(Data extracted from a collection)
** BEGIN **

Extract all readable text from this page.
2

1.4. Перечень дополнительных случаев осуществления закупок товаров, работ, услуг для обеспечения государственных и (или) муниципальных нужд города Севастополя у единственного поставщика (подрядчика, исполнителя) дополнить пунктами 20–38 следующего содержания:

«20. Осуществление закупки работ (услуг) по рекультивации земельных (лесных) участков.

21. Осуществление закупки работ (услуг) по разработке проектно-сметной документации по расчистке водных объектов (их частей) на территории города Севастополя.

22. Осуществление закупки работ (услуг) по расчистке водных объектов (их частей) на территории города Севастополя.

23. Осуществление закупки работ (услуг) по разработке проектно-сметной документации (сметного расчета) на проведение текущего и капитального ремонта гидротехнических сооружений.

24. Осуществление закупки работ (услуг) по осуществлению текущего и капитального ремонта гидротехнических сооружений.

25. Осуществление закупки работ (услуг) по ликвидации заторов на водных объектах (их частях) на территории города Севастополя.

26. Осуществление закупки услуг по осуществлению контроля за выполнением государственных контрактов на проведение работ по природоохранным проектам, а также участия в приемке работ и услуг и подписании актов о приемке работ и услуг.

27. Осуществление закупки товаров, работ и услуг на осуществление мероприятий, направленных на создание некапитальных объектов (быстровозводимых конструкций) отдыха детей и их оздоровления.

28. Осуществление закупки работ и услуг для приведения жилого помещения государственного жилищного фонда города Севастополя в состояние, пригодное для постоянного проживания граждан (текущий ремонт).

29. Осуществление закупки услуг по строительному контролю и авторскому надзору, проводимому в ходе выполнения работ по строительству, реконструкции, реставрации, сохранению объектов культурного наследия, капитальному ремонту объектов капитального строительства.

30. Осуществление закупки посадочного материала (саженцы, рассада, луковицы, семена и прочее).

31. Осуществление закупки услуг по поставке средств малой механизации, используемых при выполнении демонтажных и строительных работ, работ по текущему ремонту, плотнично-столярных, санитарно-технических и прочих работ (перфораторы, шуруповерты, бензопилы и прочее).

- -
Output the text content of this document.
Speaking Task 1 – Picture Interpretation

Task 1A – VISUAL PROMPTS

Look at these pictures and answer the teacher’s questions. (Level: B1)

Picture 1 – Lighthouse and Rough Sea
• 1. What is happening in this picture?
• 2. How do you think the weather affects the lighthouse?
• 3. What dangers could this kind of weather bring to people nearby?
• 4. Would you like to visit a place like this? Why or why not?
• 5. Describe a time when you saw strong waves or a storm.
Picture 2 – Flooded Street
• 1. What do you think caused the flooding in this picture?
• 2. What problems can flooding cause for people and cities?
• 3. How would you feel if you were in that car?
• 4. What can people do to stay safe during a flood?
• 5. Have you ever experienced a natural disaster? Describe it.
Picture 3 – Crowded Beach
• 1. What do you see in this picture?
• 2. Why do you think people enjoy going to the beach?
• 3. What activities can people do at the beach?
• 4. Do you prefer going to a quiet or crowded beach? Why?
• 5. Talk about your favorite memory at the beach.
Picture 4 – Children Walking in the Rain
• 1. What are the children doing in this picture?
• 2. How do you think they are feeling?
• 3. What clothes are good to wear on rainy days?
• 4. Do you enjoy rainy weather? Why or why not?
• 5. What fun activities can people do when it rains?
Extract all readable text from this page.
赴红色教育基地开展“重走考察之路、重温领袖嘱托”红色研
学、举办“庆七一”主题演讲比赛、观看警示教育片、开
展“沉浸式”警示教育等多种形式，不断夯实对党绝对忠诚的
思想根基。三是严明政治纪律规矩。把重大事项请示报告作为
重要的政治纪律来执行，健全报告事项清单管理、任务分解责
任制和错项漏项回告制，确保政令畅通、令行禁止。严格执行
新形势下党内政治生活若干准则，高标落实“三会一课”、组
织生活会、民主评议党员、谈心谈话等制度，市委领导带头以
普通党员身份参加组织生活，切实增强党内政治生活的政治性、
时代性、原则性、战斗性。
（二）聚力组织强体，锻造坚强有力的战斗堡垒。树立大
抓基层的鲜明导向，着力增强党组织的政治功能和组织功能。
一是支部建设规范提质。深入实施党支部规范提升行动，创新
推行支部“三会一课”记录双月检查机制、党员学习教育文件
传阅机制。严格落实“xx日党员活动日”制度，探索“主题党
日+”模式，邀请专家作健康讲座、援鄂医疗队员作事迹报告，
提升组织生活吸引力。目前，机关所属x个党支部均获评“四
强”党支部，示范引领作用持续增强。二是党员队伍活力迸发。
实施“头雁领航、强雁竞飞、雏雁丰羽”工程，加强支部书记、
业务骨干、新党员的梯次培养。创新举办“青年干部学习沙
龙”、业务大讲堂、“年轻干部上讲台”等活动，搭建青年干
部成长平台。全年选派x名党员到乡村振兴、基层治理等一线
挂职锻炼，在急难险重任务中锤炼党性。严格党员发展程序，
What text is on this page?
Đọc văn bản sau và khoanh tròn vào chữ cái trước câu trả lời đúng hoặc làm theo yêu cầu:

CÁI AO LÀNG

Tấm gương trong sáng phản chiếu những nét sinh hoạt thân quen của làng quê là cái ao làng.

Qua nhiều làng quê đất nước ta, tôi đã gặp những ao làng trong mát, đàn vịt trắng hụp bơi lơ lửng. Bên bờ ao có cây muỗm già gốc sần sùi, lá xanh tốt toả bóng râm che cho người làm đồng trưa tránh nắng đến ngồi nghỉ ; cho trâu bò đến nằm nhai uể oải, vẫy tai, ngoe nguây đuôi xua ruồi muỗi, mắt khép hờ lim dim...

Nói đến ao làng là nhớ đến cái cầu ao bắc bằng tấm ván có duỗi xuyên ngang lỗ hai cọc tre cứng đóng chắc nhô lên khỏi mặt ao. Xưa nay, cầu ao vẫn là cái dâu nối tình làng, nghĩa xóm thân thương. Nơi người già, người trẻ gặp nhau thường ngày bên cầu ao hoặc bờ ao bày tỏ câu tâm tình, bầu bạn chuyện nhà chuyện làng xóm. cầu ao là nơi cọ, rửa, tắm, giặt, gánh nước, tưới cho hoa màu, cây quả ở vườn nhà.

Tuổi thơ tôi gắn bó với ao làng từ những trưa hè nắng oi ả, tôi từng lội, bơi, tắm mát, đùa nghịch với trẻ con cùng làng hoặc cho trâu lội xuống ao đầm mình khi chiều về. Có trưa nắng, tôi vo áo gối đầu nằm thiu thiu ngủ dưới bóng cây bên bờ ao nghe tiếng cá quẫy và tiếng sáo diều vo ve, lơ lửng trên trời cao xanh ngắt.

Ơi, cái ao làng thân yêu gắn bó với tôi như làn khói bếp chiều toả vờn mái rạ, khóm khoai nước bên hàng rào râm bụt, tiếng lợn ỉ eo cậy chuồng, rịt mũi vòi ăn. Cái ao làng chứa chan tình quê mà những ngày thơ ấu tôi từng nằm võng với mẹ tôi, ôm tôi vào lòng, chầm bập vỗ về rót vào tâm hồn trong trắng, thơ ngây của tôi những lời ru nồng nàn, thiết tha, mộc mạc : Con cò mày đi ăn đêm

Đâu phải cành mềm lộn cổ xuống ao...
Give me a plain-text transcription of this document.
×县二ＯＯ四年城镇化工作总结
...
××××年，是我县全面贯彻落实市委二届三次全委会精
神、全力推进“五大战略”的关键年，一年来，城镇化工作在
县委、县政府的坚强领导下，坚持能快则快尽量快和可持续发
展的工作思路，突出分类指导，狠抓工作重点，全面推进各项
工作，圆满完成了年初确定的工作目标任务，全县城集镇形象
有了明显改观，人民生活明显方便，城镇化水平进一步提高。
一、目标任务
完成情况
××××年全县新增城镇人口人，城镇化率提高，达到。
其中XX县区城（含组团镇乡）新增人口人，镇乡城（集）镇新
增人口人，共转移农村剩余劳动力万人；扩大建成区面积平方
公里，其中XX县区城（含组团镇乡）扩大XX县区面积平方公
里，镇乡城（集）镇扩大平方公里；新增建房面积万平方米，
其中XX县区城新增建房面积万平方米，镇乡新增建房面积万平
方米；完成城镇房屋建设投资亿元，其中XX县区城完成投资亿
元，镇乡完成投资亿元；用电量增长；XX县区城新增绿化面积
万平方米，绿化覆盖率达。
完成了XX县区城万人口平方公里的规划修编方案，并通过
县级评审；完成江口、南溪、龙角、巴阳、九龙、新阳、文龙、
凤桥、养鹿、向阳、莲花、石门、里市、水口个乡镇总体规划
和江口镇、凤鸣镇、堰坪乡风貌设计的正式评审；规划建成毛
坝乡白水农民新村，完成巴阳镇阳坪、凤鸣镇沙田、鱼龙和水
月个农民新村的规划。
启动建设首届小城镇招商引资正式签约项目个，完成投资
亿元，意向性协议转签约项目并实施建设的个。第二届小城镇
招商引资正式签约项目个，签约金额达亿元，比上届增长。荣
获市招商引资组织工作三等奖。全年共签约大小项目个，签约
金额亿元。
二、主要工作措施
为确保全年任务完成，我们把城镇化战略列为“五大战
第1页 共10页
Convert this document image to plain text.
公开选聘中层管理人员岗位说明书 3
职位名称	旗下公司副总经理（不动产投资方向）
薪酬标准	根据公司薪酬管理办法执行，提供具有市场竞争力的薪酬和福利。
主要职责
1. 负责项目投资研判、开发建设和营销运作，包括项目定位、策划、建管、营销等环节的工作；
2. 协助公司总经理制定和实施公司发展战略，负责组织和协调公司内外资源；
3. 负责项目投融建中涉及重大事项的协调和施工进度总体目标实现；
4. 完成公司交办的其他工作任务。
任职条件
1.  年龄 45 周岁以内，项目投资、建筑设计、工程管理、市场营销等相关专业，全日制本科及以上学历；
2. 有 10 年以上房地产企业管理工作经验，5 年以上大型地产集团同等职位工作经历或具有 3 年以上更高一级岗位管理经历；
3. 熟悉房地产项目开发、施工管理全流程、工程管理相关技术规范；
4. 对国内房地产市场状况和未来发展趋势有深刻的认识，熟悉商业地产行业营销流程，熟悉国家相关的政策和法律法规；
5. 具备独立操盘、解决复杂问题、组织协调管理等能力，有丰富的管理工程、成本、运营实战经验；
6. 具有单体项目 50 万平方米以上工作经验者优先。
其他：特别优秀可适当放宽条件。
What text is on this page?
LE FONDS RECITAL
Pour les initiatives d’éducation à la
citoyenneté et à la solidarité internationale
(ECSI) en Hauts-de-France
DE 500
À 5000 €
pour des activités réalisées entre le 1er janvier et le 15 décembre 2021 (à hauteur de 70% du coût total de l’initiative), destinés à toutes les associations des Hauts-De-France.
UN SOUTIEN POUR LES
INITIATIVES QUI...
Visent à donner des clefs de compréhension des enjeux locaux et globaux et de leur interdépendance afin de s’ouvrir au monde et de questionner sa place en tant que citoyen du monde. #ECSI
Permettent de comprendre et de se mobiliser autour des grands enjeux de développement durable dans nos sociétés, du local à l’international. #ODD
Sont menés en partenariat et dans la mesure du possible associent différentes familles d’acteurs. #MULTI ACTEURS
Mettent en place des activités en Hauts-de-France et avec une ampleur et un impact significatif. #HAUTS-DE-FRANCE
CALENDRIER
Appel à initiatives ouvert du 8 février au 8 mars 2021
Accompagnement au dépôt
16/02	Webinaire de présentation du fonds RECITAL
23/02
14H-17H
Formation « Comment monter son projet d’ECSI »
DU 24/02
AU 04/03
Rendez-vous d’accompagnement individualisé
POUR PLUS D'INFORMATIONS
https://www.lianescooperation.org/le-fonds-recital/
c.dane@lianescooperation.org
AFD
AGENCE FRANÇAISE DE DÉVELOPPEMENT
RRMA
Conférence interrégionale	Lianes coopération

** END **

**EXERCISE GOAL**. Find all lines where the word "гидротехнических" appears. Copy them.

**RESULT**.
23. Осуществление закупки работ (услуг) по разработке проектно-сметной документации (сметного расчета) на проведение текущего и капитального ремонта гидротехнических сооружений.
24. Осуществление закупки работ (услуг) по осуществлению текущего и капитального ремонта гидротехнических сооружений.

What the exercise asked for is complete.